» What to produce
Where a line below holds the string "code", copy that line.

» Exercise inputs
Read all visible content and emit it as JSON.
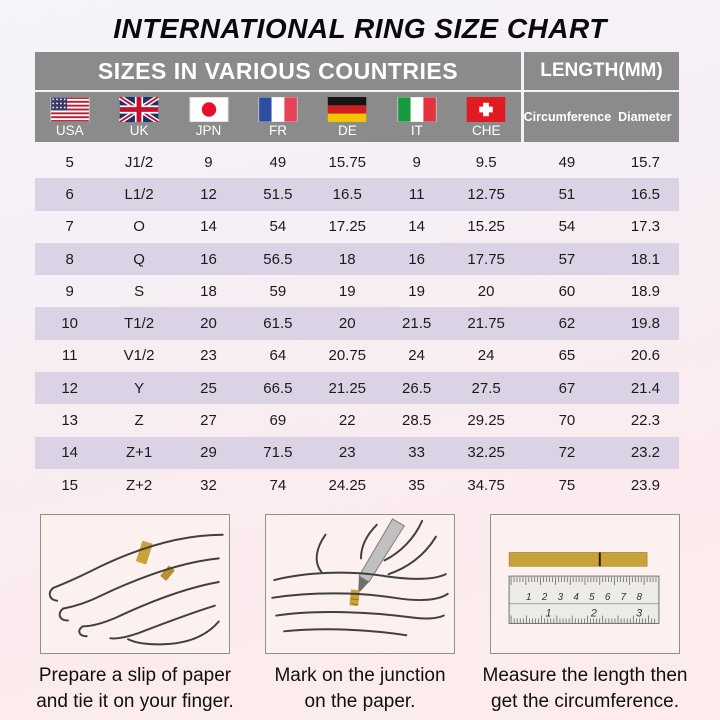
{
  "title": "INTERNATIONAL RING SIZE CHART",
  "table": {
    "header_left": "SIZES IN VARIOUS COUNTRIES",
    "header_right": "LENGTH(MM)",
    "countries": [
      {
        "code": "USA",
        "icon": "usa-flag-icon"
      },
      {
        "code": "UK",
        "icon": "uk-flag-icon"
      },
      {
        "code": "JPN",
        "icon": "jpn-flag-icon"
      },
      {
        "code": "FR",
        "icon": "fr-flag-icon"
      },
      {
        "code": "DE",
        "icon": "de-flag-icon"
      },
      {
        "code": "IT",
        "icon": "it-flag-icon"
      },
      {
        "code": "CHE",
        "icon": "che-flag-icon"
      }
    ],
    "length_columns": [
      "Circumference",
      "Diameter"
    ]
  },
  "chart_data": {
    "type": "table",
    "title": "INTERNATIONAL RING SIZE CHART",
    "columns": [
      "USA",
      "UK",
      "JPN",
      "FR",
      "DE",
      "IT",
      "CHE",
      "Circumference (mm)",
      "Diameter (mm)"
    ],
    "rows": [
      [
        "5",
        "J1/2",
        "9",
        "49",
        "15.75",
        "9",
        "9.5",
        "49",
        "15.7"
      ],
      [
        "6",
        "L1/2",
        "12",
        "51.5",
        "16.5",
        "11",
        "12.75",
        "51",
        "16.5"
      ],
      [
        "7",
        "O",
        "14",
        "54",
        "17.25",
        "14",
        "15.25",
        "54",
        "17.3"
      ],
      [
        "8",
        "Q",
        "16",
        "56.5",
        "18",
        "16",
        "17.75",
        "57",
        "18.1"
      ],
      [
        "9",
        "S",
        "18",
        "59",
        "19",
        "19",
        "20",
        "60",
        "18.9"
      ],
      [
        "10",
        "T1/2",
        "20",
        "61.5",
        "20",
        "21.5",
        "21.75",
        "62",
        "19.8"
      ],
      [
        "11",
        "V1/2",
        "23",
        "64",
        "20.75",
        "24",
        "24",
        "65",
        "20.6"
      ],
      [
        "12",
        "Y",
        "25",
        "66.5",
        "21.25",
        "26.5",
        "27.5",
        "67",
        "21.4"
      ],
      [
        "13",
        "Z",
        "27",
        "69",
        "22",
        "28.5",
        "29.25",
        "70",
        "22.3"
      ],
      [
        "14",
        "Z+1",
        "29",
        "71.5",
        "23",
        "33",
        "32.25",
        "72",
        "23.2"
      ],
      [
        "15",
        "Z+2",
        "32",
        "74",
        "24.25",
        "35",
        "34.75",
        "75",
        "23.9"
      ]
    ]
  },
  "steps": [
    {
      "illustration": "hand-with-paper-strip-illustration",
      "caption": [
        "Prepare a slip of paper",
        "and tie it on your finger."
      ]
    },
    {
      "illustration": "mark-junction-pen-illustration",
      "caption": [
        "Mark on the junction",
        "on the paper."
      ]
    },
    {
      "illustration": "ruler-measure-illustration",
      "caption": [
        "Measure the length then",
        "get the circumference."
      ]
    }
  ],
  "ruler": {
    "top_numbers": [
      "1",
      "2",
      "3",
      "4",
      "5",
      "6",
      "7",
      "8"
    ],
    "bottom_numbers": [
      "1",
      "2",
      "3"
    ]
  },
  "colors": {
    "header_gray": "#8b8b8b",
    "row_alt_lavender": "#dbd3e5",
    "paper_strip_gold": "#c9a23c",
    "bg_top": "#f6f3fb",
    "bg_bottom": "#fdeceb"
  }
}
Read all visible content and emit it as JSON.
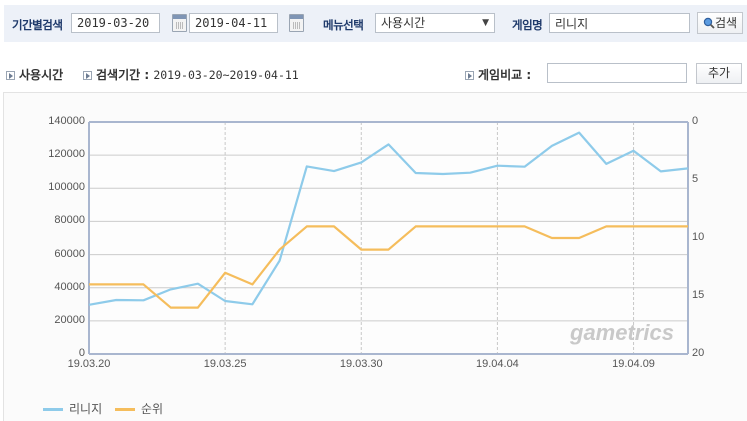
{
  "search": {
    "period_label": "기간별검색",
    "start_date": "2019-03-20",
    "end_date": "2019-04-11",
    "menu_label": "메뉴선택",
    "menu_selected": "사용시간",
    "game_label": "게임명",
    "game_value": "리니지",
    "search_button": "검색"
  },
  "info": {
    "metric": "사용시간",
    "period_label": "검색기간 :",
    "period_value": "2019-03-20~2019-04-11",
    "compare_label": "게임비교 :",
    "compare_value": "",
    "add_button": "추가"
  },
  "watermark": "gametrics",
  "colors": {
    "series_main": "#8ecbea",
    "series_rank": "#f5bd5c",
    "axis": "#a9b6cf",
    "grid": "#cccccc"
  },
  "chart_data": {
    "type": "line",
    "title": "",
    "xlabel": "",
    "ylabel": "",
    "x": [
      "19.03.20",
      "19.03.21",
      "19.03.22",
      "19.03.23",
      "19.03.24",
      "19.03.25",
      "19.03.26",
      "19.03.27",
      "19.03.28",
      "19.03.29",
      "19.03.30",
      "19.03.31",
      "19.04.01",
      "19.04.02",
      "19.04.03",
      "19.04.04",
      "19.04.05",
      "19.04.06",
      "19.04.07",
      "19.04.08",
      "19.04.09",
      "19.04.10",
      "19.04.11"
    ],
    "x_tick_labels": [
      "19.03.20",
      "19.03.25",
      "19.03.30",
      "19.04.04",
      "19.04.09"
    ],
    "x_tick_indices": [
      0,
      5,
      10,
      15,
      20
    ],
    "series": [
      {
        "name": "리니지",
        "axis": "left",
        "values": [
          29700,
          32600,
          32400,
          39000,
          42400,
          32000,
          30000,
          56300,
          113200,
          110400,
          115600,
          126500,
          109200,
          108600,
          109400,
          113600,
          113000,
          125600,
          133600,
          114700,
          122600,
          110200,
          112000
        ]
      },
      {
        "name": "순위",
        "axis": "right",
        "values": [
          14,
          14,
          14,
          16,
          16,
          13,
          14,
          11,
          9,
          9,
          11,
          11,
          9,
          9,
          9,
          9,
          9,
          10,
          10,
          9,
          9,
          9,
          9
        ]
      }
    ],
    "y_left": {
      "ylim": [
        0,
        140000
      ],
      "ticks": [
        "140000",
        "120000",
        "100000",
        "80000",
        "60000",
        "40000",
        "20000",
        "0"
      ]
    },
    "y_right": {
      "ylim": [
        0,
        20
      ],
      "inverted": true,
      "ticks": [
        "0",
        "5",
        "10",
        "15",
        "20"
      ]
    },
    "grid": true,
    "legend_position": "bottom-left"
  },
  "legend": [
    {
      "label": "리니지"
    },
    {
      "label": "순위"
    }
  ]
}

» Task result
        "code": "USA",
        "code": "UK",
        "code": "JPN",
        "code": "FR",
        "code": "DE",
        "code": "IT",
        "code": "CHE",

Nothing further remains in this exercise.